>> begin

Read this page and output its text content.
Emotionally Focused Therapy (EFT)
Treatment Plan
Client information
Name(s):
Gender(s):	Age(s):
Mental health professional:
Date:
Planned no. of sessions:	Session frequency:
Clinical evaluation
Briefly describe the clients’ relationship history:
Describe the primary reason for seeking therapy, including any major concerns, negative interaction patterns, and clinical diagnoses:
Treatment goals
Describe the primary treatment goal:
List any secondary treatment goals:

>> end

* **EXERCISE DETAILS**: Repeat the material above in full, exactly as it stands.

* **OUTPUT BELOW**:
Read this page and output its text content.
Emotionally Focused Therapy (EFT)
Treatment Plan
Client information
Name(s):
Gender(s):	Age(s):
Mental health professional:
Date:
Planned no. of sessions:	Session frequency:
Clinical evaluation
Briefly describe the clients’ relationship history:
Describe the primary reason for seeking therapy, including any major concerns, negative interaction patterns, and clinical diagnoses:
Treatment goals
Describe the primary treatment goal:
List any secondary treatment goals:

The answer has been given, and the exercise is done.